**EXERCISE OBJECTIVE**
Print all of the data exactly as written.

**EXTRACTED ENTRIES**
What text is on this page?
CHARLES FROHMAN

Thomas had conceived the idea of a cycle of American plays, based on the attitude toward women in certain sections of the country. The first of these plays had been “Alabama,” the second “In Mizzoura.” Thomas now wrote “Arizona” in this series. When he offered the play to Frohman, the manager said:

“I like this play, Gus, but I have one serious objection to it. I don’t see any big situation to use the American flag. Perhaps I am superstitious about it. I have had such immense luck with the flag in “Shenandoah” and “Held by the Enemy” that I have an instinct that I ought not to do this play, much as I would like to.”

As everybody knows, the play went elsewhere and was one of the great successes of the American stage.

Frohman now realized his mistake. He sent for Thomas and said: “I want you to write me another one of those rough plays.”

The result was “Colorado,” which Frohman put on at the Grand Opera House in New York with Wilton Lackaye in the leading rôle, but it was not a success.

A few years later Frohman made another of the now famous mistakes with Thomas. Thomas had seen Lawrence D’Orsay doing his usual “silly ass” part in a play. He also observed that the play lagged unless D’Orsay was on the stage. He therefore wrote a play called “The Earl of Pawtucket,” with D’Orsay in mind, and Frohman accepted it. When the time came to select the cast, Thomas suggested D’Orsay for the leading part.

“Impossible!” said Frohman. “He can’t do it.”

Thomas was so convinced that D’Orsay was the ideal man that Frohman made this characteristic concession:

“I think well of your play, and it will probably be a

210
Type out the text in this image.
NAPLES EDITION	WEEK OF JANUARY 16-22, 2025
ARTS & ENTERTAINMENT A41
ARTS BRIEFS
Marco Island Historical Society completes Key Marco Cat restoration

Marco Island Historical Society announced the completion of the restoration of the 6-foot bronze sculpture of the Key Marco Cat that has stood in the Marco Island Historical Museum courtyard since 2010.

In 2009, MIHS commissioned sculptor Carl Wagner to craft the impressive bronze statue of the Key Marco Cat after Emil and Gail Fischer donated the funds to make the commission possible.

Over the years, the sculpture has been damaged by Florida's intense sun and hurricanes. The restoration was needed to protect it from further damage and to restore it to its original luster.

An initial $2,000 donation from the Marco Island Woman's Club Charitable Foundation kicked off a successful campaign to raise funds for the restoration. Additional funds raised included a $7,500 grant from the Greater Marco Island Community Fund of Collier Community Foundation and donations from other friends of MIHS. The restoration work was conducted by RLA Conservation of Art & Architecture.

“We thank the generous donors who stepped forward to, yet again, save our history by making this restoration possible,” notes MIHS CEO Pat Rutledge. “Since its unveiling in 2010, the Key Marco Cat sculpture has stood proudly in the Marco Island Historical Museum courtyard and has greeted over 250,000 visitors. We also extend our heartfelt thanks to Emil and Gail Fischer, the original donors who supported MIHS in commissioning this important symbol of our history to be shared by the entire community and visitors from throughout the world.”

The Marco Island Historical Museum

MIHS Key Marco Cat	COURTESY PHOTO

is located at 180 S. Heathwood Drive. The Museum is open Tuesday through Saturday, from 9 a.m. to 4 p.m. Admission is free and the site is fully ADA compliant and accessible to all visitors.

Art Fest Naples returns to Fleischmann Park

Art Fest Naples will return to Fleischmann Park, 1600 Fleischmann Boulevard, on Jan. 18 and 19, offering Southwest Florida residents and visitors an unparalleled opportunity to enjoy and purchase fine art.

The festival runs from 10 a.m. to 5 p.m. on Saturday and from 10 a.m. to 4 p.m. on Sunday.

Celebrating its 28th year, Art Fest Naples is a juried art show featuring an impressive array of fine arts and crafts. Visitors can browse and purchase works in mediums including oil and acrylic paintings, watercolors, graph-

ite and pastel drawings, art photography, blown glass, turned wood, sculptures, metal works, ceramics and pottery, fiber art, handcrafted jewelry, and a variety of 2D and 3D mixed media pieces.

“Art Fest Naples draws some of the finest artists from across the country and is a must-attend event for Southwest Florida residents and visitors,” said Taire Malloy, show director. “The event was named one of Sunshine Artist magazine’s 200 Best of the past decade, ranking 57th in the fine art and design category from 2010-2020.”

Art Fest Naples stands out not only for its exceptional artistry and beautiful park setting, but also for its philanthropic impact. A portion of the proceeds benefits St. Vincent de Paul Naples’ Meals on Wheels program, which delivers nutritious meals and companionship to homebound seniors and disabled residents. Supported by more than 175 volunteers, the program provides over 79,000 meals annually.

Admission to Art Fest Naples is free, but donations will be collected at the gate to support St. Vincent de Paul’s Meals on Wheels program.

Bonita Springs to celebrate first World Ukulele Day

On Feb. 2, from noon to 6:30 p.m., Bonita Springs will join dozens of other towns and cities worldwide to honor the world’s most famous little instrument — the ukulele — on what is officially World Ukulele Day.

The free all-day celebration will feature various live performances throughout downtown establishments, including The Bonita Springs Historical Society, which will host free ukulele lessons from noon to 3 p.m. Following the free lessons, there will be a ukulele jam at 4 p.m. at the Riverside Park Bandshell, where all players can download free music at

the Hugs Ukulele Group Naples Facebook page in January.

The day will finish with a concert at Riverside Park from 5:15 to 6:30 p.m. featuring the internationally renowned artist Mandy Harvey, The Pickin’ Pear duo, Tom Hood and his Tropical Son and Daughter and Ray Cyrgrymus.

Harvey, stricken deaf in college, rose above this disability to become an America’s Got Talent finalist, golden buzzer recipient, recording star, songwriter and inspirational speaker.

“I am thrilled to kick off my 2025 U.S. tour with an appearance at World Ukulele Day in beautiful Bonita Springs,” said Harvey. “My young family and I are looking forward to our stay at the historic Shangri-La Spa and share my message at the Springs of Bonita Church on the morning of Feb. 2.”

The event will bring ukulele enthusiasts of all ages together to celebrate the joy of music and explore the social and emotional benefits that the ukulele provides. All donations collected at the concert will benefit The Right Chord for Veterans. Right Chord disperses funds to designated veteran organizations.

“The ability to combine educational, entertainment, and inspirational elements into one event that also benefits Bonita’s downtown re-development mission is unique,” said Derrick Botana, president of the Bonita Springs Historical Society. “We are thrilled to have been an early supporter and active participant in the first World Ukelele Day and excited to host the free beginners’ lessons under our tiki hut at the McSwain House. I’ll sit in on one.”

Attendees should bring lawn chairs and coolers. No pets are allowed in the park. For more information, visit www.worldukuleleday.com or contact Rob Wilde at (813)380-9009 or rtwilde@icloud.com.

**FINAL RESULT**
What text is on this page?
CHARLES FROHMAN

Thomas had conceived the idea of a cycle of American plays, based on the attitude toward women in certain sections of the country. The first of these plays had been “Alabama,” the second “In Mizzoura.” Thomas now wrote “Arizona” in this series. When he offered the play to Frohman, the manager said:

“I like this play, Gus, but I have one serious objection to it. I don’t see any big situation to use the American flag. Perhaps I am superstitious about it. I have had such immense luck with the flag in “Shenandoah” and “Held by the Enemy” that I have an instinct that I ought not to do this play, much as I would like to.”

As everybody knows, the play went elsewhere and was one of the great successes of the American stage.

Frohman now realized his mistake. He sent for Thomas and said: “I want you to write me another one of those rough plays.”

The result was “Colorado,” which Frohman put on at the Grand Opera House in New York with Wilton Lackaye in the leading rôle, but it was not a success.

A few years later Frohman made another of the now famous mistakes with Thomas. Thomas had seen Lawrence D’Orsay doing his usual “silly ass” part in a play. He also observed that the play lagged unless D’Orsay was on the stage. He therefore wrote a play called “The Earl of Pawtucket,” with D’Orsay in mind, and Frohman accepted it. When the time came to select the cast, Thomas suggested D’Orsay for the leading part.

“Impossible!” said Frohman. “He can’t do it.”

Thomas was so convinced that D’Orsay was the ideal man that Frohman made this characteristic concession:

“I think well of your play, and it will probably be a

210
Type out the text in this image.
NAPLES EDITION	WEEK OF JANUARY 16-22, 2025
ARTS & ENTERTAINMENT A41
ARTS BRIEFS
Marco Island Historical Society completes Key Marco Cat restoration

Marco Island Historical Society announced the completion of the restoration of the 6-foot bronze sculpture of the Key Marco Cat that has stood in the Marco Island Historical Museum courtyard since 2010.

In 2009, MIHS commissioned sculptor Carl Wagner to craft the impressive bronze statue of the Key Marco Cat after Emil and Gail Fischer donated the funds to make the commission possible.

Over the years, the sculpture has been damaged by Florida's intense sun and hurricanes. The restoration was needed to protect it from further damage and to restore it to its original luster.

An initial $2,000 donation from the Marco Island Woman's Club Charitable Foundation kicked off a successful campaign to raise funds for the restoration. Additional funds raised included a $7,500 grant from the Greater Marco Island Community Fund of Collier Community Foundation and donations from other friends of MIHS. The restoration work was conducted by RLA Conservation of Art & Architecture.

“We thank the generous donors who stepped forward to, yet again, save our history by making this restoration possible,” notes MIHS CEO Pat Rutledge. “Since its unveiling in 2010, the Key Marco Cat sculpture has stood proudly in the Marco Island Historical Museum courtyard and has greeted over 250,000 visitors. We also extend our heartfelt thanks to Emil and Gail Fischer, the original donors who supported MIHS in commissioning this important symbol of our history to be shared by the entire community and visitors from throughout the world.”

The Marco Island Historical Museum

MIHS Key Marco Cat	COURTESY PHOTO

is located at 180 S. Heathwood Drive. The Museum is open Tuesday through Saturday, from 9 a.m. to 4 p.m. Admission is free and the site is fully ADA compliant and accessible to all visitors.

Art Fest Naples returns to Fleischmann Park

Art Fest Naples will return to Fleischmann Park, 1600 Fleischmann Boulevard, on Jan. 18 and 19, offering Southwest Florida residents and visitors an unparalleled opportunity to enjoy and purchase fine art.

The festival runs from 10 a.m. to 5 p.m. on Saturday and from 10 a.m. to 4 p.m. on Sunday.

Celebrating its 28th year, Art Fest Naples is a juried art show featuring an impressive array of fine arts and crafts. Visitors can browse and purchase works in mediums including oil and acrylic paintings, watercolors, graph-

ite and pastel drawings, art photography, blown glass, turned wood, sculptures, metal works, ceramics and pottery, fiber art, handcrafted jewelry, and a variety of 2D and 3D mixed media pieces.

“Art Fest Naples draws some of the finest artists from across the country and is a must-attend event for Southwest Florida residents and visitors,” said Taire Malloy, show director. “The event was named one of Sunshine Artist magazine’s 200 Best of the past decade, ranking 57th in the fine art and design category from 2010-2020.”

Art Fest Naples stands out not only for its exceptional artistry and beautiful park setting, but also for its philanthropic impact. A portion of the proceeds benefits St. Vincent de Paul Naples’ Meals on Wheels program, which delivers nutritious meals and companionship to homebound seniors and disabled residents. Supported by more than 175 volunteers, the program provides over 79,000 meals annually.

Admission to Art Fest Naples is free, but donations will be collected at the gate to support St. Vincent de Paul’s Meals on Wheels program.

Bonita Springs to celebrate first World Ukulele Day

On Feb. 2, from noon to 6:30 p.m., Bonita Springs will join dozens of other towns and cities worldwide to honor the world’s most famous little instrument — the ukulele — on what is officially World Ukulele Day.

The free all-day celebration will feature various live performances throughout downtown establishments, including The Bonita Springs Historical Society, which will host free ukulele lessons from noon to 3 p.m. Following the free lessons, there will be a ukulele jam at 4 p.m. at the Riverside Park Bandshell, where all players can download free music at

the Hugs Ukulele Group Naples Facebook page in January.

The day will finish with a concert at Riverside Park from 5:15 to 6:30 p.m. featuring the internationally renowned artist Mandy Harvey, The Pickin’ Pear duo, Tom Hood and his Tropical Son and Daughter and Ray Cyrgrymus.

Harvey, stricken deaf in college, rose above this disability to become an America’s Got Talent finalist, golden buzzer recipient, recording star, songwriter and inspirational speaker.

“I am thrilled to kick off my 2025 U.S. tour with an appearance at World Ukulele Day in beautiful Bonita Springs,” said Harvey. “My young family and I are looking forward to our stay at the historic Shangri-La Spa and share my message at the Springs of Bonita Church on the morning of Feb. 2.”

The event will bring ukulele enthusiasts of all ages together to celebrate the joy of music and explore the social and emotional benefits that the ukulele provides. All donations collected at the concert will benefit The Right Chord for Veterans. Right Chord disperses funds to designated veteran organizations.

“The ability to combine educational, entertainment, and inspirational elements into one event that also benefits Bonita’s downtown re-development mission is unique,” said Derrick Botana, president of the Bonita Springs Historical Society. “We are thrilled to have been an early supporter and active participant in the first World Ukelele Day and excited to host the free beginners’ lessons under our tiki hut at the McSwain House. I’ll sit in on one.”

Attendees should bring lawn chairs and coolers. No pets are allowed in the park. For more information, visit www.worldukuleleday.com or contact Rob Wilde at (813)380-9009 or rtwilde@icloud.com.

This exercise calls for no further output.